▶ [Written task]
Retype every entry word for word.

[Data records]

# # # # # # #

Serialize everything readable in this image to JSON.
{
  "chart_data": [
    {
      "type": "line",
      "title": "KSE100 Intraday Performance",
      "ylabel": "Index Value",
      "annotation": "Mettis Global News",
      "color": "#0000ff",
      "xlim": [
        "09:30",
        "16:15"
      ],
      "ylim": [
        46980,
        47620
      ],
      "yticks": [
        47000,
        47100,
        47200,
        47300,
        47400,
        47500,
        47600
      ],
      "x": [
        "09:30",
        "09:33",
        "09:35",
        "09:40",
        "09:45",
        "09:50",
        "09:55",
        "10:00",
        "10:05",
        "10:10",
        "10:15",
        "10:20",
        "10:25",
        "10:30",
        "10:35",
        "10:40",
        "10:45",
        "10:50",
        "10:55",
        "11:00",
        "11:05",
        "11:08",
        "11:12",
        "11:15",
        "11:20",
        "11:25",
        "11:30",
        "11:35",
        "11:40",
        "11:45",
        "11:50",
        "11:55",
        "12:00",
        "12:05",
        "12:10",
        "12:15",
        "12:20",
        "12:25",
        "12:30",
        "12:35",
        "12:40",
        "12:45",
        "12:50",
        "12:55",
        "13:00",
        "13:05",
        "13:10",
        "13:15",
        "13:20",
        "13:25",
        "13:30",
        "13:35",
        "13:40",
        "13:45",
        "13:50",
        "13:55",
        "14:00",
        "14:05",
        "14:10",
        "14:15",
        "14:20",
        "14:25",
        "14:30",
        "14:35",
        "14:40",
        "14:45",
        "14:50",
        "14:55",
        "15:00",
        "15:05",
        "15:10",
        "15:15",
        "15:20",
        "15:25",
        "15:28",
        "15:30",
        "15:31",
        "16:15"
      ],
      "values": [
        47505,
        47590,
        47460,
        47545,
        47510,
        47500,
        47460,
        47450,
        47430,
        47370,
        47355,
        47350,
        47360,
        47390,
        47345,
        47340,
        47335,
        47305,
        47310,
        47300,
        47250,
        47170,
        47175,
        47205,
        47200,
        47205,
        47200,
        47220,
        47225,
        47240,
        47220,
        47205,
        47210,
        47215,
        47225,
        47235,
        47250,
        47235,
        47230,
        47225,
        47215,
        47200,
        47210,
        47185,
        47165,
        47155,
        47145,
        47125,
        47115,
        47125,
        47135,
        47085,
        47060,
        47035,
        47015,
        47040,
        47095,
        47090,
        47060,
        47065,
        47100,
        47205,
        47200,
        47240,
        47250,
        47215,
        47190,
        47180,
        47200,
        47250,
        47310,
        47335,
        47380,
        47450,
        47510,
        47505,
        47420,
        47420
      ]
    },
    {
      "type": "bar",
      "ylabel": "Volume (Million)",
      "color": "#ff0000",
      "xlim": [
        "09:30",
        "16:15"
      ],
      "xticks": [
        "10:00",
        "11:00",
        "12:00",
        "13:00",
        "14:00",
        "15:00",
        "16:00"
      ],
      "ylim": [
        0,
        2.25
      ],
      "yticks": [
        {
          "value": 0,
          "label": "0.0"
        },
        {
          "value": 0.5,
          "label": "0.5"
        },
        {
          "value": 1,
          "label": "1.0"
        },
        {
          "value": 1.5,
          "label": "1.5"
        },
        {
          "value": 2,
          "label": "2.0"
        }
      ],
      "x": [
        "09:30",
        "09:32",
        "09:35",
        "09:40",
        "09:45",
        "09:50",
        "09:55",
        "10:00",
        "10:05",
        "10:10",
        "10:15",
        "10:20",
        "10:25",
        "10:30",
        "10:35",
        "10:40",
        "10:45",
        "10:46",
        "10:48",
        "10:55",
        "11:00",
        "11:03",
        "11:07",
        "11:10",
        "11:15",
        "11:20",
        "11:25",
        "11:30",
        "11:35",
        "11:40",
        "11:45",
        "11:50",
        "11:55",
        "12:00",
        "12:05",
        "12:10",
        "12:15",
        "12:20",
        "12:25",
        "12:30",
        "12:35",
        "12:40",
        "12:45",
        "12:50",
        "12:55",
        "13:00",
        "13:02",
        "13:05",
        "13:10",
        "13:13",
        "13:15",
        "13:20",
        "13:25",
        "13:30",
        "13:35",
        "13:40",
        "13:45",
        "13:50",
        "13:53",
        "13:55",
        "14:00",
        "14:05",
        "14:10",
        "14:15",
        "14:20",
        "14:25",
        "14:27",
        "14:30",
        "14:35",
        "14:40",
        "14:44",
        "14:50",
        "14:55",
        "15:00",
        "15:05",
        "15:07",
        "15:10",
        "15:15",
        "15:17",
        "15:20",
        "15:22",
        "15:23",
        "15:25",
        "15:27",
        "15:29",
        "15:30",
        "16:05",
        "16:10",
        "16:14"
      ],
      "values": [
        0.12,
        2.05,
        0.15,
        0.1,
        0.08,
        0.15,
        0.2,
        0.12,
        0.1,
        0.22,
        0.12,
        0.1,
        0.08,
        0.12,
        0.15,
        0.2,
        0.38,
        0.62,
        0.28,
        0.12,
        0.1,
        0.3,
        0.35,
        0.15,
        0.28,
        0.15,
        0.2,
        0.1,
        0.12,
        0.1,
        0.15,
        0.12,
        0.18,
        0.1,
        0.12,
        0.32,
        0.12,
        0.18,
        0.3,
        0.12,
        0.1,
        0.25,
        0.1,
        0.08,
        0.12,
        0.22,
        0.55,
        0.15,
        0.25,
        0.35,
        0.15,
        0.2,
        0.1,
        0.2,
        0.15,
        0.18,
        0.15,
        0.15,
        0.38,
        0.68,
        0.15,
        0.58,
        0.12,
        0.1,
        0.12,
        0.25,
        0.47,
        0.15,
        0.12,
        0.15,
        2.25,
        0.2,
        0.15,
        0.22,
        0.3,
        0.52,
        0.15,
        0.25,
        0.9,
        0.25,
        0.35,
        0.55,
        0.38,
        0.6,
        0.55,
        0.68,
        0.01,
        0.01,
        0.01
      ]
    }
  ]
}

# # # # # # #

▶ [Written solution]
Serialize everything readable in this image to JSON.
{
  "chart_data": [
    {
      "type": "line",
      "title": "KSE100 Intraday Performance",
      "ylabel": "Index Value",
      "annotation": "Mettis Global News",
      "color": "#0000ff",
      "xlim": [
        "09:30",
        "16:15"
      ],
      "ylim": [
        46980,
        47620
      ],
      "yticks": [
        47000,
        47100,
        47200,
        47300,
        47400,
        47500,
        47600
      ],
      "x": [
        "09:30",
        "09:33",
        "09:35",
        "09:40",
        "09:45",
        "09:50",
        "09:55",
        "10:00",
        "10:05",
        "10:10",
        "10:15",
        "10:20",
        "10:25",
        "10:30",
        "10:35",
        "10:40",
        "10:45",
        "10:50",
        "10:55",
        "11:00",
        "11:05",
        "11:08",
        "11:12",
        "11:15",
        "11:20",
        "11:25",
        "11:30",
        "11:35",
        "11:40",
        "11:45",
        "11:50",
        "11:55",
        "12:00",
        "12:05",
        "12:10",
        "12:15",
        "12:20",
        "12:25",
        "12:30",
        "12:35",
        "12:40",
        "12:45",
        "12:50",
        "12:55",
        "13:00",
        "13:05",
        "13:10",
        "13:15",
        "13:20",
        "13:25",
        "13:30",
        "13:35",
        "13:40",
        "13:45",
        "13:50",
        "13:55",
        "14:00",
        "14:05",
        "14:10",
        "14:15",
        "14:20",
        "14:25",
        "14:30",
        "14:35",
        "14:40",
        "14:45",
        "14:50",
        "14:55",
        "15:00",
        "15:05",
        "15:10",
        "15:15",
        "15:20",
        "15:25",
        "15:28",
        "15:30",
        "15:31",
        "16:15"
      ],
      "values": [
        47505,
        47590,
        47460,
        47545,
        47510,
        47500,
        47460,
        47450,
        47430,
        47370,
        47355,
        47350,
        47360,
        47390,
        47345,
        47340,
        47335,
        47305,
        47310,
        47300,
        47250,
        47170,
        47175,
        47205,
        47200,
        47205,
        47200,
        47220,
        47225,
        47240,
        47220,
        47205,
        47210,
        47215,
        47225,
        47235,
        47250,
        47235,
        47230,
        47225,
        47215,
        47200,
        47210,
        47185,
        47165,
        47155,
        47145,
        47125,
        47115,
        47125,
        47135,
        47085,
        47060,
        47035,
        47015,
        47040,
        47095,
        47090,
        47060,
        47065,
        47100,
        47205,
        47200,
        47240,
        47250,
        47215,
        47190,
        47180,
        47200,
        47250,
        47310,
        47335,
        47380,
        47450,
        47510,
        47505,
        47420,
        47420
      ]
    },
    {
      "type": "bar",
      "ylabel": "Volume (Million)",
      "color": "#ff0000",
      "xlim": [
        "09:30",
        "16:15"
      ],
      "xticks": [
        "10:00",
        "11:00",
        "12:00",
        "13:00",
        "14:00",
        "15:00",
        "16:00"
      ],
      "ylim": [
        0,
        2.25
      ],
      "yticks": [
        {
          "value": 0,
          "label": "0.0"
        },
        {
          "value": 0.5,
          "label": "0.5"
        },
        {
          "value": 1,
          "label": "1.0"
        },
        {
          "value": 1.5,
          "label": "1.5"
        },
        {
          "value": 2,
          "label": "2.0"
        }
      ],
      "x": [
        "09:30",
        "09:32",
        "09:35",
        "09:40",
        "09:45",
        "09:50",
        "09:55",
        "10:00",
        "10:05",
        "10:10",
        "10:15",
        "10:20",
        "10:25",
        "10:30",
        "10:35",
        "10:40",
        "10:45",
        "10:46",
        "10:48",
        "10:55",
        "11:00",
        "11:03",
        "11:07",
        "11:10",
        "11:15",
        "11:20",
        "11:25",
        "11:30",
        "11:35",
        "11:40",
        "11:45",
        "11:50",
        "11:55",
        "12:00",
        "12:05",
        "12:10",
        "12:15",
        "12:20",
        "12:25",
        "12:30",
        "12:35",
        "12:40",
        "12:45",
        "12:50",
        "12:55",
        "13:00",
        "13:02",
        "13:05",
        "13:10",
        "13:13",
        "13:15",
        "13:20",
        "13:25",
        "13:30",
        "13:35",
        "13:40",
        "13:45",
        "13:50",
        "13:53",
        "13:55",
        "14:00",
        "14:05",
        "14:10",
        "14:15",
        "14:20",
        "14:25",
        "14:27",
        "14:30",
        "14:35",
        "14:40",
        "14:44",
        "14:50",
        "14:55",
        "15:00",
        "15:05",
        "15:07",
        "15:10",
        "15:15",
        "15:17",
        "15:20",
        "15:22",
        "15:23",
        "15:25",
        "15:27",
        "15:29",
        "15:30",
        "16:05",
        "16:10",
        "16:14"
      ],
      "values": [
        0.12,
        2.05,
        0.15,
        0.1,
        0.08,
        0.15,
        0.2,
        0.12,
        0.1,
        0.22,
        0.12,
        0.1,
        0.08,
        0.12,
        0.15,
        0.2,
        0.38,
        0.62,
        0.28,
        0.12,
        0.1,
        0.3,
        0.35,
        0.15,
        0.28,
        0.15,
        0.2,
        0.1,
        0.12,
        0.1,
        0.15,
        0.12,
        0.18,
        0.1,
        0.12,
        0.32,
        0.12,
        0.18,
        0.3,
        0.12,
        0.1,
        0.25,
        0.1,
        0.08,
        0.12,
        0.22,
        0.55,
        0.15,
        0.25,
        0.35,
        0.15,
        0.2,
        0.1,
        0.2,
        0.15,
        0.18,
        0.15,
        0.15,
        0.38,
        0.68,
        0.15,
        0.58,
        0.12,
        0.1,
        0.12,
        0.25,
        0.47,
        0.15,
        0.12,
        0.15,
        2.25,
        0.2,
        0.15,
        0.22,
        0.3,
        0.52,
        0.15,
        0.25,
        0.9,
        0.25,
        0.35,
        0.55,
        0.38,
        0.6,
        0.55,
        0.68,
        0.01,
        0.01,
        0.01
      ]
    }
  ]
}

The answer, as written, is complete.